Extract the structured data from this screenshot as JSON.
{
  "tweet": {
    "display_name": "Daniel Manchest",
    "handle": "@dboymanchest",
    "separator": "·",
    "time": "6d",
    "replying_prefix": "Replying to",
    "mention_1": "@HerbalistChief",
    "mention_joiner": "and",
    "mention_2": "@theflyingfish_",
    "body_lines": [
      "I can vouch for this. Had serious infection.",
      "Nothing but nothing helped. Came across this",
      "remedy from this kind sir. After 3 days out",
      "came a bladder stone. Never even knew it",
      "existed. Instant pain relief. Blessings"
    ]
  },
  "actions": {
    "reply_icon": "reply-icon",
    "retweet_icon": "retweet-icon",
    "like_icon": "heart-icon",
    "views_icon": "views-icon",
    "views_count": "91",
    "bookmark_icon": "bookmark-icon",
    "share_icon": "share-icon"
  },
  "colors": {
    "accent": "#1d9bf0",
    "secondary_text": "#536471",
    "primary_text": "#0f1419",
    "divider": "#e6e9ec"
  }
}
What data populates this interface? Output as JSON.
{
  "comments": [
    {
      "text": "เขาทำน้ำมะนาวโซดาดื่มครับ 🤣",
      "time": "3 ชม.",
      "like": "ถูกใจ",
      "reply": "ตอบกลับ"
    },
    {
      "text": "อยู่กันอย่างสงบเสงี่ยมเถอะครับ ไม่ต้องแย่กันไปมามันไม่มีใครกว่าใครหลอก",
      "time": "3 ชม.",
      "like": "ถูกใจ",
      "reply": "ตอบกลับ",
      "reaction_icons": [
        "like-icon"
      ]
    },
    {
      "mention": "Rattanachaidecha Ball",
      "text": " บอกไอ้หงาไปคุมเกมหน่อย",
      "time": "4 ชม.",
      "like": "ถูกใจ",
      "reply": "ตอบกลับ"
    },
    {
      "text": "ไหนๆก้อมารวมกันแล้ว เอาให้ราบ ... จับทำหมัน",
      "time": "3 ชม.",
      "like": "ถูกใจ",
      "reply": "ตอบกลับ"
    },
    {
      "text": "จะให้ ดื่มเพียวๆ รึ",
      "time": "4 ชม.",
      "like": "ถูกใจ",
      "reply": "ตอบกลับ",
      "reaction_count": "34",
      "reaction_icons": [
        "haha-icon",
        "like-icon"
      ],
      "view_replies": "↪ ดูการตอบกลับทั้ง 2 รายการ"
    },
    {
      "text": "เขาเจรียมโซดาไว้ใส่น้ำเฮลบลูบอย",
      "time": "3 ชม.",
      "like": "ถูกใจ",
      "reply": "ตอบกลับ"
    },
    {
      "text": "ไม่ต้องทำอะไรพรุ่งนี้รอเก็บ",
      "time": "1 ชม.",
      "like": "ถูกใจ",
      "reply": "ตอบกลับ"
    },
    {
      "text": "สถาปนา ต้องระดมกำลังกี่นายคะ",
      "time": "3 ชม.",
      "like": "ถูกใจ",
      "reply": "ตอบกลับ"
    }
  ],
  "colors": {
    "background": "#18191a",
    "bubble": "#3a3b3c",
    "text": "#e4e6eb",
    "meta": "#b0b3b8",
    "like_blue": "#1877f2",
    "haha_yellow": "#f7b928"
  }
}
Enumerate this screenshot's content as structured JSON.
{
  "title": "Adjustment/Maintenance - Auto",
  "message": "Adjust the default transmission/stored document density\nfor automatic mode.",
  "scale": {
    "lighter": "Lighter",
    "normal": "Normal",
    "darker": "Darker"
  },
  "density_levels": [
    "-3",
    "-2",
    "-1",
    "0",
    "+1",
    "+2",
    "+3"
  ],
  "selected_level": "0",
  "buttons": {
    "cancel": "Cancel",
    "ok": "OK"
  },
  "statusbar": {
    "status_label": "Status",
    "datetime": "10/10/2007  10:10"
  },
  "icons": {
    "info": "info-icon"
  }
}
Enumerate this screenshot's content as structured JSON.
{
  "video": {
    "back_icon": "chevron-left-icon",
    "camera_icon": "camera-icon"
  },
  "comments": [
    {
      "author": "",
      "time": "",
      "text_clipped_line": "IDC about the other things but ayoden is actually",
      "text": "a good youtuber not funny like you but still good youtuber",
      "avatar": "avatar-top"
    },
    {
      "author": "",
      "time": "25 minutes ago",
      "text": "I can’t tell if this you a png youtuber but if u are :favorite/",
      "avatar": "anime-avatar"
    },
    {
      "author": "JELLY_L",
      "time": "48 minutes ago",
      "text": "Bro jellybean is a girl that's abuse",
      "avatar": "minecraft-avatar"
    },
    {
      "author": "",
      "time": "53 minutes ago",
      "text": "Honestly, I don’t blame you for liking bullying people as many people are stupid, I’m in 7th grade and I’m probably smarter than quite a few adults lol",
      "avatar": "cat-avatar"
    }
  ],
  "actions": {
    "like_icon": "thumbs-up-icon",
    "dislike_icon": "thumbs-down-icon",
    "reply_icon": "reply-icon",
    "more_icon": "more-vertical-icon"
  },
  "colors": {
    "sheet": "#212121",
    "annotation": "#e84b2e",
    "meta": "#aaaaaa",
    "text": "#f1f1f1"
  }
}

___

The exercise:
The entries above must be returned in full, exactly as shown.

Solution to this task:
Extract the structured data from this screenshot as JSON.
{
  "tweet": {
    "display_name": "Daniel Manchest",
    "handle": "@dboymanchest",
    "separator": "·",
    "time": "6d",
    "replying_prefix": "Replying to",
    "mention_1": "@HerbalistChief",
    "mention_joiner": "and",
    "mention_2": "@theflyingfish_",
    "body_lines": [
      "I can vouch for this. Had serious infection.",
      "Nothing but nothing helped. Came across this",
      "remedy from this kind sir. After 3 days out",
      "came a bladder stone. Never even knew it",
      "existed. Instant pain relief. Blessings"
    ]
  },
  "actions": {
    "reply_icon": "reply-icon",
    "retweet_icon": "retweet-icon",
    "like_icon": "heart-icon",
    "views_icon": "views-icon",
    "views_count": "91",
    "bookmark_icon": "bookmark-icon",
    "share_icon": "share-icon"
  },
  "colors": {
    "accent": "#1d9bf0",
    "secondary_text": "#536471",
    "primary_text": "#0f1419",
    "divider": "#e6e9ec"
  }
}
What data populates this interface? Output as JSON.
{
  "comments": [
    {
      "text": "เขาทำน้ำมะนาวโซดาดื่มครับ 🤣",
      "time": "3 ชม.",
      "like": "ถูกใจ",
      "reply": "ตอบกลับ"
    },
    {
      "text": "อยู่กันอย่างสงบเสงี่ยมเถอะครับ ไม่ต้องแย่กันไปมามันไม่มีใครกว่าใครหลอก",
      "time": "3 ชม.",
      "like": "ถูกใจ",
      "reply": "ตอบกลับ",
      "reaction_icons": [
        "like-icon"
      ]
    },
    {
      "mention": "Rattanachaidecha Ball",
      "text": " บอกไอ้หงาไปคุมเกมหน่อย",
      "time": "4 ชม.",
      "like": "ถูกใจ",
      "reply": "ตอบกลับ"
    },
    {
      "text": "ไหนๆก้อมารวมกันแล้ว เอาให้ราบ ... จับทำหมัน",
      "time": "3 ชม.",
      "like": "ถูกใจ",
      "reply": "ตอบกลับ"
    },
    {
      "text": "จะให้ ดื่มเพียวๆ รึ",
      "time": "4 ชม.",
      "like": "ถูกใจ",
      "reply": "ตอบกลับ",
      "reaction_count": "34",
      "reaction_icons": [
        "haha-icon",
        "like-icon"
      ],
      "view_replies": "↪ ดูการตอบกลับทั้ง 2 รายการ"
    },
    {
      "text": "เขาเจรียมโซดาไว้ใส่น้ำเฮลบลูบอย",
      "time": "3 ชม.",
      "like": "ถูกใจ",
      "reply": "ตอบกลับ"
    },
    {
      "text": "ไม่ต้องทำอะไรพรุ่งนี้รอเก็บ",
      "time": "1 ชม.",
      "like": "ถูกใจ",
      "reply": "ตอบกลับ"
    },
    {
      "text": "สถาปนา ต้องระดมกำลังกี่นายคะ",
      "time": "3 ชม.",
      "like": "ถูกใจ",
      "reply": "ตอบกลับ"
    }
  ],
  "colors": {
    "background": "#18191a",
    "bubble": "#3a3b3c",
    "text": "#e4e6eb",
    "meta": "#b0b3b8",
    "like_blue": "#1877f2",
    "haha_yellow": "#f7b928"
  }
}
Enumerate this screenshot's content as structured JSON.
{
  "title": "Adjustment/Maintenance - Auto",
  "message": "Adjust the default transmission/stored document density\nfor automatic mode.",
  "scale": {
    "lighter": "Lighter",
    "normal": "Normal",
    "darker": "Darker"
  },
  "density_levels": [
    "-3",
    "-2",
    "-1",
    "0",
    "+1",
    "+2",
    "+3"
  ],
  "selected_level": "0",
  "buttons": {
    "cancel": "Cancel",
    "ok": "OK"
  },
  "statusbar": {
    "status_label": "Status",
    "datetime": "10/10/2007  10:10"
  },
  "icons": {
    "info": "info-icon"
  }
}
Enumerate this screenshot's content as structured JSON.
{
  "video": {
    "back_icon": "chevron-left-icon",
    "camera_icon": "camera-icon"
  },
  "comments": [
    {
      "author": "",
      "time": "",
      "text_clipped_line": "IDC about the other things but ayoden is actually",
      "text": "a good youtuber not funny like you but still good youtuber",
      "avatar": "avatar-top"
    },
    {
      "author": "",
      "time": "25 minutes ago",
      "text": "I can’t tell if this you a png youtuber but if u are :favorite/",
      "avatar": "anime-avatar"
    },
    {
      "author": "JELLY_L",
      "time": "48 minutes ago",
      "text": "Bro jellybean is a girl that's abuse",
      "avatar": "minecraft-avatar"
    },
    {
      "author": "",
      "time": "53 minutes ago",
      "text": "Honestly, I don’t blame you for liking bullying people as many people are stupid, I’m in 7th grade and I’m probably smarter than quite a few adults lol",
      "avatar": "cat-avatar"
    }
  ],
  "actions": {
    "like_icon": "thumbs-up-icon",
    "dislike_icon": "thumbs-down-icon",
    "reply_icon": "reply-icon",
    "more_icon": "more-vertical-icon"
  },
  "colors": {
    "sheet": "#212121",
    "annotation": "#e84b2e",
    "meta": "#aaaaaa",
    "text": "#f1f1f1"
  }
}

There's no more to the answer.